__Task objective__: Retype the records below exactly as they appear.

__Entries shown__:
>> START

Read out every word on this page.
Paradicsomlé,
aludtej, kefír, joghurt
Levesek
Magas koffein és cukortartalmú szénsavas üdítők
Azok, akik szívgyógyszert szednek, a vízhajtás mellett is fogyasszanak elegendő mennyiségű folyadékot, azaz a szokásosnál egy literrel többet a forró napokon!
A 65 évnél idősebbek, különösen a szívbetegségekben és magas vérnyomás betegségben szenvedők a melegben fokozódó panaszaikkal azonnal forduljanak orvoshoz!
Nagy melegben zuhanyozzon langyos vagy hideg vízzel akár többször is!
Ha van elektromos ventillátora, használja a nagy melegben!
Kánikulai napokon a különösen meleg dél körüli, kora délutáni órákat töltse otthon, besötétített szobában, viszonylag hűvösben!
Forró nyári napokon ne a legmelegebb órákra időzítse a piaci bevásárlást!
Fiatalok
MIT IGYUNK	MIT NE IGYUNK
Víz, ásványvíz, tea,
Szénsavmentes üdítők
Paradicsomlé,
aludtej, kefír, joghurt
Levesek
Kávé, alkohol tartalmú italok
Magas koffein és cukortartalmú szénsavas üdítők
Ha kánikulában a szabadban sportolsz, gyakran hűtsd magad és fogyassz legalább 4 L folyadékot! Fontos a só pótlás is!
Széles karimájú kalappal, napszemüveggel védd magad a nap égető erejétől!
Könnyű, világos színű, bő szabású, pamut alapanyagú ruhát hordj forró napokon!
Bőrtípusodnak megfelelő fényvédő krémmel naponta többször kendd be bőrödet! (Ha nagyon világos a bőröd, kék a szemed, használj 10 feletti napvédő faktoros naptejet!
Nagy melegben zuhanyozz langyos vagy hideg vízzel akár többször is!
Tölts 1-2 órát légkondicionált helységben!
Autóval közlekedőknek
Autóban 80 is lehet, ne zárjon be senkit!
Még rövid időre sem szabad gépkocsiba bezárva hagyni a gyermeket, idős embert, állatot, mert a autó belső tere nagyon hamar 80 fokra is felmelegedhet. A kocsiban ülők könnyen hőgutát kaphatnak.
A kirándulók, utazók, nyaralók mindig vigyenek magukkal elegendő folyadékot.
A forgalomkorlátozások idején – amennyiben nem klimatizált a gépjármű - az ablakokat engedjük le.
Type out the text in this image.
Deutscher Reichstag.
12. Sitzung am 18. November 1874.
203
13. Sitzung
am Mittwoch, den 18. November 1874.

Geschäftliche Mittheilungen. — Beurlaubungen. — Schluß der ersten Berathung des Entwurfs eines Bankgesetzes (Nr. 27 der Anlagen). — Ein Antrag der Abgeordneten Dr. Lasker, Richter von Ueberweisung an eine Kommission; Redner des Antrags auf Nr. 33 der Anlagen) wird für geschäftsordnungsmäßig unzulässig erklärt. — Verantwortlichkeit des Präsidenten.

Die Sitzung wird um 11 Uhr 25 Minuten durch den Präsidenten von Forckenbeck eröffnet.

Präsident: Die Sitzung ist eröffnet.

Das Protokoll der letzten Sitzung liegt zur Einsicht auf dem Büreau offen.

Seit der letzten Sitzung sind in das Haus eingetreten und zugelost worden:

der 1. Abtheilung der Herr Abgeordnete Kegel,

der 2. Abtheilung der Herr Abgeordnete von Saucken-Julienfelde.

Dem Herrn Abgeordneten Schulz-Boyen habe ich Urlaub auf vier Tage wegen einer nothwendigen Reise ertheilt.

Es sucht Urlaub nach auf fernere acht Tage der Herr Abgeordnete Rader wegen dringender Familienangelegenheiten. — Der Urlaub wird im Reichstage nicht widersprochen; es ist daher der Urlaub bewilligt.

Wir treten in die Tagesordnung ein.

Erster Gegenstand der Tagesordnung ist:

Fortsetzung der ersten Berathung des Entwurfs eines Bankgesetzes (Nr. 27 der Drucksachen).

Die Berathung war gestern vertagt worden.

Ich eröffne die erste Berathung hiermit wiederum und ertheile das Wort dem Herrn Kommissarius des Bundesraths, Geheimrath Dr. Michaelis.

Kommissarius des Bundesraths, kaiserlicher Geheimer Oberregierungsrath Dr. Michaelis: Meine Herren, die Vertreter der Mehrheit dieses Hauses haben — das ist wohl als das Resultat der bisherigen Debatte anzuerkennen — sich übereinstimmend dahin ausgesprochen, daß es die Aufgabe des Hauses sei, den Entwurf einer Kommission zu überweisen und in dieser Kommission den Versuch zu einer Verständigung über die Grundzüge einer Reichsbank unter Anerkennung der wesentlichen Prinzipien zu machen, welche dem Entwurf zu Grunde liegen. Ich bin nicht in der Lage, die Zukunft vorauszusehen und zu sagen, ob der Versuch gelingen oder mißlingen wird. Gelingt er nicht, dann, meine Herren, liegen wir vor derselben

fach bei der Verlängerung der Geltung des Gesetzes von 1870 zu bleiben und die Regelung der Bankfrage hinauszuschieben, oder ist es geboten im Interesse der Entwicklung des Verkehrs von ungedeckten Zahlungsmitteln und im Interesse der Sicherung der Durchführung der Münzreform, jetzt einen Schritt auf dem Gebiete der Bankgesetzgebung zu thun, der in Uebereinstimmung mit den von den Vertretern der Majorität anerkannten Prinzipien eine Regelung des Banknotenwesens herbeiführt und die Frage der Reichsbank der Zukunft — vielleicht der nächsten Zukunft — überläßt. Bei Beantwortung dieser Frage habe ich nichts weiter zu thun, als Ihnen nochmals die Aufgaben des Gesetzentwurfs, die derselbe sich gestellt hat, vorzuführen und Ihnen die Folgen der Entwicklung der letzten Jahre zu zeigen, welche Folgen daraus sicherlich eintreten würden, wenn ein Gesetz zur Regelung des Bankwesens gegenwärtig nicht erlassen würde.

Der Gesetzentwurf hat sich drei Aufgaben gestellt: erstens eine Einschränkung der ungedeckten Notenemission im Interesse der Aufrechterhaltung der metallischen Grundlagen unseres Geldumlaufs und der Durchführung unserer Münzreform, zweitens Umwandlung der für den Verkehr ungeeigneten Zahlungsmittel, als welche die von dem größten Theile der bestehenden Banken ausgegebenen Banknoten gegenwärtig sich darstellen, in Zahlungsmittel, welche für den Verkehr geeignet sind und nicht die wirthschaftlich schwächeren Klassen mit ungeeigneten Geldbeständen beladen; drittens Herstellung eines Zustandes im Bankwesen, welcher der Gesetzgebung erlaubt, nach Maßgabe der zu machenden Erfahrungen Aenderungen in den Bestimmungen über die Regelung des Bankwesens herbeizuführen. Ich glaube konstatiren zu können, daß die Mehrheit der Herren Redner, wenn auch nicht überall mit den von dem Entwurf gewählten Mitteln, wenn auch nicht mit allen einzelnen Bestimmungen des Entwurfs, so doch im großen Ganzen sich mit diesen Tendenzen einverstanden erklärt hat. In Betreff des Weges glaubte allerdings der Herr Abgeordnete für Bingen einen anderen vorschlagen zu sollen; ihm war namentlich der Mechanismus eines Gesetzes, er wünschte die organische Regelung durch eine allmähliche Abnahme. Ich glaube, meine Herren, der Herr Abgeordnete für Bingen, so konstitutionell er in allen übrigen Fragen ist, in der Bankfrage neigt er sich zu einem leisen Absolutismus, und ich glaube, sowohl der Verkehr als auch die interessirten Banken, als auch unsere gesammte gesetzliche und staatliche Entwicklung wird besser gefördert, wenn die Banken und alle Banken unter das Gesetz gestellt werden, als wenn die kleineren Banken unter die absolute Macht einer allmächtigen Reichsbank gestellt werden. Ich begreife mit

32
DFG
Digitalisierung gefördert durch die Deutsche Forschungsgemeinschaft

>> END

__Written solution__:
Read out every word on this page.
Paradicsomlé,
aludtej, kefír, joghurt
Levesek
Magas koffein és cukortartalmú szénsavas üdítők
Azok, akik szívgyógyszert szednek, a vízhajtás mellett is fogyasszanak elegendő mennyiségű folyadékot, azaz a szokásosnál egy literrel többet a forró napokon!
A 65 évnél idősebbek, különösen a szívbetegségekben és magas vérnyomás betegségben szenvedők a melegben fokozódó panaszaikkal azonnal forduljanak orvoshoz!
Nagy melegben zuhanyozzon langyos vagy hideg vízzel akár többször is!
Ha van elektromos ventillátora, használja a nagy melegben!
Kánikulai napokon a különösen meleg dél körüli, kora délutáni órákat töltse otthon, besötétített szobában, viszonylag hűvösben!
Forró nyári napokon ne a legmelegebb órákra időzítse a piaci bevásárlást!
Fiatalok
MIT IGYUNK	MIT NE IGYUNK
Víz, ásványvíz, tea,
Szénsavmentes üdítők
Paradicsomlé,
aludtej, kefír, joghurt
Levesek
Kávé, alkohol tartalmú italok
Magas koffein és cukortartalmú szénsavas üdítők
Ha kánikulában a szabadban sportolsz, gyakran hűtsd magad és fogyassz legalább 4 L folyadékot! Fontos a só pótlás is!
Széles karimájú kalappal, napszemüveggel védd magad a nap égető erejétől!
Könnyű, világos színű, bő szabású, pamut alapanyagú ruhát hordj forró napokon!
Bőrtípusodnak megfelelő fényvédő krémmel naponta többször kendd be bőrödet! (Ha nagyon világos a bőröd, kék a szemed, használj 10 feletti napvédő faktoros naptejet!
Nagy melegben zuhanyozz langyos vagy hideg vízzel akár többször is!
Tölts 1-2 órát légkondicionált helységben!
Autóval közlekedőknek
Autóban 80 is lehet, ne zárjon be senkit!
Még rövid időre sem szabad gépkocsiba bezárva hagyni a gyermeket, idős embert, állatot, mert a autó belső tere nagyon hamar 80 fokra is felmelegedhet. A kocsiban ülők könnyen hőgutát kaphatnak.
A kirándulók, utazók, nyaralók mindig vigyenek magukkal elegendő folyadékot.
A forgalomkorlátozások idején – amennyiben nem klimatizált a gépjármű - az ablakokat engedjük le.
Type out the text in this image.
Deutscher Reichstag.
12. Sitzung am 18. November 1874.
203
13. Sitzung
am Mittwoch, den 18. November 1874.

Geschäftliche Mittheilungen. — Beurlaubungen. — Schluß der ersten Berathung des Entwurfs eines Bankgesetzes (Nr. 27 der Anlagen). — Ein Antrag der Abgeordneten Dr. Lasker, Richter von Ueberweisung an eine Kommission; Redner des Antrags auf Nr. 33 der Anlagen) wird für geschäftsordnungsmäßig unzulässig erklärt. — Verantwortlichkeit des Präsidenten.

Die Sitzung wird um 11 Uhr 25 Minuten durch den Präsidenten von Forckenbeck eröffnet.

Präsident: Die Sitzung ist eröffnet.

Das Protokoll der letzten Sitzung liegt zur Einsicht auf dem Büreau offen.

Seit der letzten Sitzung sind in das Haus eingetreten und zugelost worden:

der 1. Abtheilung der Herr Abgeordnete Kegel,

der 2. Abtheilung der Herr Abgeordnete von Saucken-Julienfelde.

Dem Herrn Abgeordneten Schulz-Boyen habe ich Urlaub auf vier Tage wegen einer nothwendigen Reise ertheilt.

Es sucht Urlaub nach auf fernere acht Tage der Herr Abgeordnete Rader wegen dringender Familienangelegenheiten. — Der Urlaub wird im Reichstage nicht widersprochen; es ist daher der Urlaub bewilligt.

Wir treten in die Tagesordnung ein.

Erster Gegenstand der Tagesordnung ist:

Fortsetzung der ersten Berathung des Entwurfs eines Bankgesetzes (Nr. 27 der Drucksachen).

Die Berathung war gestern vertagt worden.

Ich eröffne die erste Berathung hiermit wiederum und ertheile das Wort dem Herrn Kommissarius des Bundesraths, Geheimrath Dr. Michaelis.

Kommissarius des Bundesraths, kaiserlicher Geheimer Oberregierungsrath Dr. Michaelis: Meine Herren, die Vertreter der Mehrheit dieses Hauses haben — das ist wohl als das Resultat der bisherigen Debatte anzuerkennen — sich übereinstimmend dahin ausgesprochen, daß es die Aufgabe des Hauses sei, den Entwurf einer Kommission zu überweisen und in dieser Kommission den Versuch zu einer Verständigung über die Grundzüge einer Reichsbank unter Anerkennung der wesentlichen Prinzipien zu machen, welche dem Entwurf zu Grunde liegen. Ich bin nicht in der Lage, die Zukunft vorauszusehen und zu sagen, ob der Versuch gelingen oder mißlingen wird. Gelingt er nicht, dann, meine Herren, liegen wir vor derselben

fach bei der Verlängerung der Geltung des Gesetzes von 1870 zu bleiben und die Regelung der Bankfrage hinauszuschieben, oder ist es geboten im Interesse der Entwicklung des Verkehrs von ungedeckten Zahlungsmitteln und im Interesse der Sicherung der Durchführung der Münzreform, jetzt einen Schritt auf dem Gebiete der Bankgesetzgebung zu thun, der in Uebereinstimmung mit den von den Vertretern der Majorität anerkannten Prinzipien eine Regelung des Banknotenwesens herbeiführt und die Frage der Reichsbank der Zukunft — vielleicht der nächsten Zukunft — überläßt. Bei Beantwortung dieser Frage habe ich nichts weiter zu thun, als Ihnen nochmals die Aufgaben des Gesetzentwurfs, die derselbe sich gestellt hat, vorzuführen und Ihnen die Folgen der Entwicklung der letzten Jahre zu zeigen, welche Folgen daraus sicherlich eintreten würden, wenn ein Gesetz zur Regelung des Bankwesens gegenwärtig nicht erlassen würde.

Der Gesetzentwurf hat sich drei Aufgaben gestellt: erstens eine Einschränkung der ungedeckten Notenemission im Interesse der Aufrechterhaltung der metallischen Grundlagen unseres Geldumlaufs und der Durchführung unserer Münzreform, zweitens Umwandlung der für den Verkehr ungeeigneten Zahlungsmittel, als welche die von dem größten Theile der bestehenden Banken ausgegebenen Banknoten gegenwärtig sich darstellen, in Zahlungsmittel, welche für den Verkehr geeignet sind und nicht die wirthschaftlich schwächeren Klassen mit ungeeigneten Geldbeständen beladen; drittens Herstellung eines Zustandes im Bankwesen, welcher der Gesetzgebung erlaubt, nach Maßgabe der zu machenden Erfahrungen Aenderungen in den Bestimmungen über die Regelung des Bankwesens herbeizuführen. Ich glaube konstatiren zu können, daß die Mehrheit der Herren Redner, wenn auch nicht überall mit den von dem Entwurf gewählten Mitteln, wenn auch nicht mit allen einzelnen Bestimmungen des Entwurfs, so doch im großen Ganzen sich mit diesen Tendenzen einverstanden erklärt hat. In Betreff des Weges glaubte allerdings der Herr Abgeordnete für Bingen einen anderen vorschlagen zu sollen; ihm war namentlich der Mechanismus eines Gesetzes, er wünschte die organische Regelung durch eine allmähliche Abnahme. Ich glaube, meine Herren, der Herr Abgeordnete für Bingen, so konstitutionell er in allen übrigen Fragen ist, in der Bankfrage neigt er sich zu einem leisen Absolutismus, und ich glaube, sowohl der Verkehr als auch die interessirten Banken, als auch unsere gesammte gesetzliche und staatliche Entwicklung wird besser gefördert, wenn die Banken und alle Banken unter das Gesetz gestellt werden, als wenn die kleineren Banken unter die absolute Macht einer allmächtigen Reichsbank gestellt werden. Ich begreife mit

32
DFG
Digitalisierung gefördert durch die Deutsche Forschungsgemeinschaft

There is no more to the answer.